Task details ->
Wherever the string "lged" appears in the listing, copy that line.

A run of records
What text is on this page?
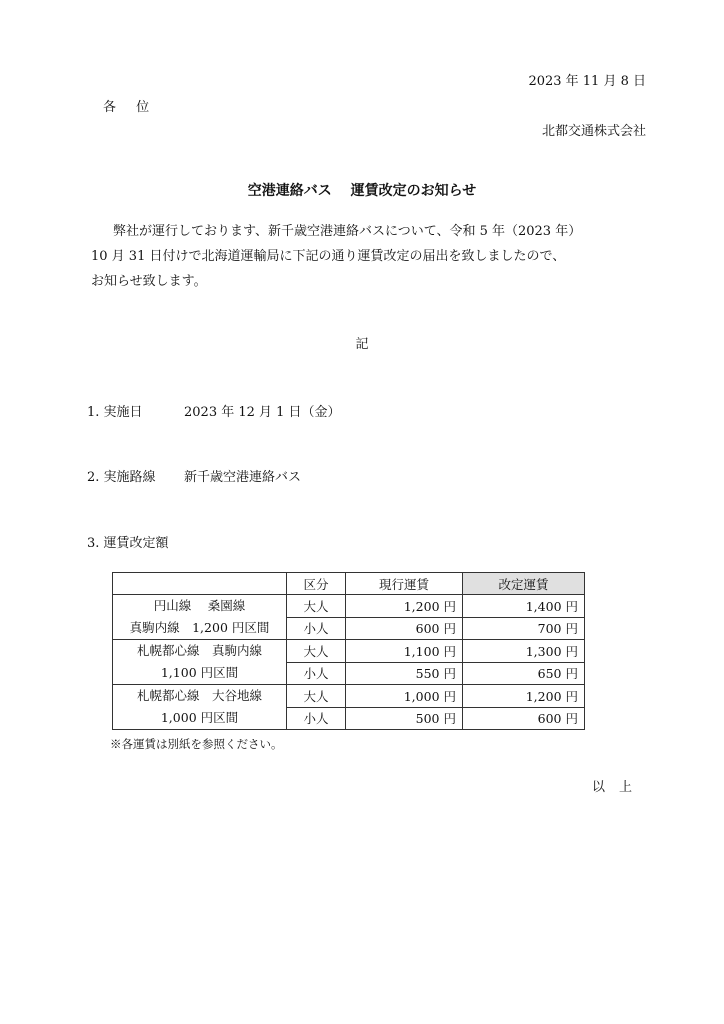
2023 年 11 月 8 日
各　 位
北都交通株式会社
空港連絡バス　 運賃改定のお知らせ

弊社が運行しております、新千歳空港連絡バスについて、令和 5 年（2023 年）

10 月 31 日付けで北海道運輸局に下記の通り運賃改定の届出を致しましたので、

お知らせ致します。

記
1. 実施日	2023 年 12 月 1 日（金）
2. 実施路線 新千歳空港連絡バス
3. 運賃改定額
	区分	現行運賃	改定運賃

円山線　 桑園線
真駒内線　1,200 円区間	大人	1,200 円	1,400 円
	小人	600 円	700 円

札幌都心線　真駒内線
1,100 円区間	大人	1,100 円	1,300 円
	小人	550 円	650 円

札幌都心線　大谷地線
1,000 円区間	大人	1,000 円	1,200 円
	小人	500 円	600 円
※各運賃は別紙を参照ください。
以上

---

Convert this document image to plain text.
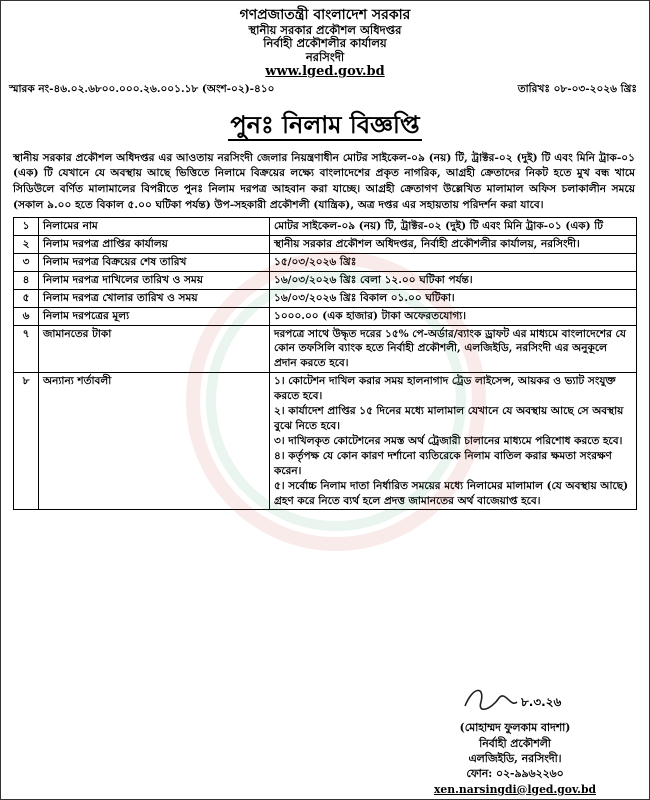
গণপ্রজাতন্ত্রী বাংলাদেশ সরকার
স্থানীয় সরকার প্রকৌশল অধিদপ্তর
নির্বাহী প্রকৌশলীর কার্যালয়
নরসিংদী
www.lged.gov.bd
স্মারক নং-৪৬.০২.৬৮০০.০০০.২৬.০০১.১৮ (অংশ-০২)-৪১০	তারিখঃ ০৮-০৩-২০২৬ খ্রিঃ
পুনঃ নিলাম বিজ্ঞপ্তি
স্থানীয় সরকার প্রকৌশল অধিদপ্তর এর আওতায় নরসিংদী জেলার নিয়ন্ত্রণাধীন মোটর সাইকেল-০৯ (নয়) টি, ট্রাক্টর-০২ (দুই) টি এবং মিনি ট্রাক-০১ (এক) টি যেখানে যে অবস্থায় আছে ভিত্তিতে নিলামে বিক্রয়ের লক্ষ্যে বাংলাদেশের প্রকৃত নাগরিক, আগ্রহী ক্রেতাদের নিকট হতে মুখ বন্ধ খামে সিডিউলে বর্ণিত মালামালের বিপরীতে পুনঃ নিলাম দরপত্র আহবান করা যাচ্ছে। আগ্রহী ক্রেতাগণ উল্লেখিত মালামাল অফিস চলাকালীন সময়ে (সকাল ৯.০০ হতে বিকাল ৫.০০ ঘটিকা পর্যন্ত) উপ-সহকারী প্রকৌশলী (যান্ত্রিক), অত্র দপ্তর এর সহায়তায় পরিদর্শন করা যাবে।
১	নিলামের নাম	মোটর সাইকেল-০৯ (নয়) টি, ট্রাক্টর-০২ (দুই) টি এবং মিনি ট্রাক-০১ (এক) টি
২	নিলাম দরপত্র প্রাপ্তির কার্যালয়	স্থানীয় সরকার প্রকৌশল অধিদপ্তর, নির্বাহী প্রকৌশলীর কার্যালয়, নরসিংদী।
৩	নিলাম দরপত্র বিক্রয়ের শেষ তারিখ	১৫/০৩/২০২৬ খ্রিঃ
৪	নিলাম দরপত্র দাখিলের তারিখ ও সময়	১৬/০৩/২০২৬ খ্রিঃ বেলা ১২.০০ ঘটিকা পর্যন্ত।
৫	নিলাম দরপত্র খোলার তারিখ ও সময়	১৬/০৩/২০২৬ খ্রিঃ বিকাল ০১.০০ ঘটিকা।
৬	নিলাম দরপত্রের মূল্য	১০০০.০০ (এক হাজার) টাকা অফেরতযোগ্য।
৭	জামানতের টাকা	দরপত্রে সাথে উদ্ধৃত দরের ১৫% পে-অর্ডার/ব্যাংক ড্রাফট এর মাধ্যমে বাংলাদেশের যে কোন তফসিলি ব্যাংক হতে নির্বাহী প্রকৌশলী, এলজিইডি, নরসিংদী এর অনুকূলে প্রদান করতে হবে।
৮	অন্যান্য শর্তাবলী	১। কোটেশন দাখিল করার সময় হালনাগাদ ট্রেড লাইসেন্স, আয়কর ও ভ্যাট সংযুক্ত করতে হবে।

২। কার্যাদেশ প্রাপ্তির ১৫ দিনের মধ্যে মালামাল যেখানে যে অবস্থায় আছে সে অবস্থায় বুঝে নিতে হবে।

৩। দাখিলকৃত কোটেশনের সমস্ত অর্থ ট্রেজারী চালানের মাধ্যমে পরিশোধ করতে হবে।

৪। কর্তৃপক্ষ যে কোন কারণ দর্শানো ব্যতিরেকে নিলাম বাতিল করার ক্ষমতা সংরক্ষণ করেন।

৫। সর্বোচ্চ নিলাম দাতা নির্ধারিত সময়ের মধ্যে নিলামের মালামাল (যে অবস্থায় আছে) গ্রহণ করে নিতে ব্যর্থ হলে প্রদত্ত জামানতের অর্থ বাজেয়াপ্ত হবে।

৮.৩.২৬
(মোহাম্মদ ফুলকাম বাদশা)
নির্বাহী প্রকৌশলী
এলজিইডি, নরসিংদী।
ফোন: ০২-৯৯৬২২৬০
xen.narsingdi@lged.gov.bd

* * *

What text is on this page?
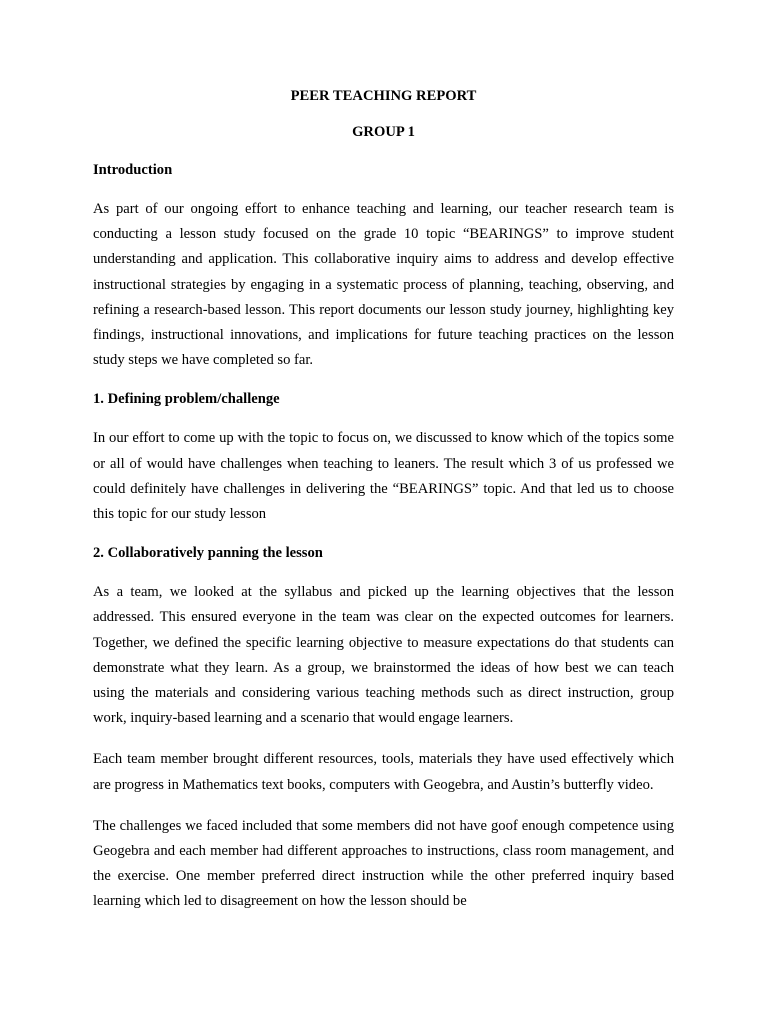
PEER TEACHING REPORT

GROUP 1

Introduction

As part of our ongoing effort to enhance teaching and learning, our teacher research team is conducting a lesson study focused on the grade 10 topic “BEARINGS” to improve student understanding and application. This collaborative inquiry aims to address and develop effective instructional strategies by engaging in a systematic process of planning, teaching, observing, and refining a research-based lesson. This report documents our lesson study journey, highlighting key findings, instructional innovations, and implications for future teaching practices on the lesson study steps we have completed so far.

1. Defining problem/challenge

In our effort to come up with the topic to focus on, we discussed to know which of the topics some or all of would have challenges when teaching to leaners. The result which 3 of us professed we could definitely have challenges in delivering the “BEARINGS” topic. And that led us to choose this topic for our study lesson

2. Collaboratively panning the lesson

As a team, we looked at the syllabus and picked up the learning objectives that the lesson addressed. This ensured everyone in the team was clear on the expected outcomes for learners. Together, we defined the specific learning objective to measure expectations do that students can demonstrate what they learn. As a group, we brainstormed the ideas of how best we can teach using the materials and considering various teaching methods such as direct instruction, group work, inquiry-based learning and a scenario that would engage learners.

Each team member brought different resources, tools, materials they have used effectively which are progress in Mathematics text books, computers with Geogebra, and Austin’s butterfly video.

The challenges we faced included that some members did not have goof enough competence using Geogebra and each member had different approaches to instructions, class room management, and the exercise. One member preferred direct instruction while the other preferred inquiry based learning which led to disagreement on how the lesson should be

Exercise answer ->
www.lged.gov.bd
xen.narsingdi@lged.gov.bd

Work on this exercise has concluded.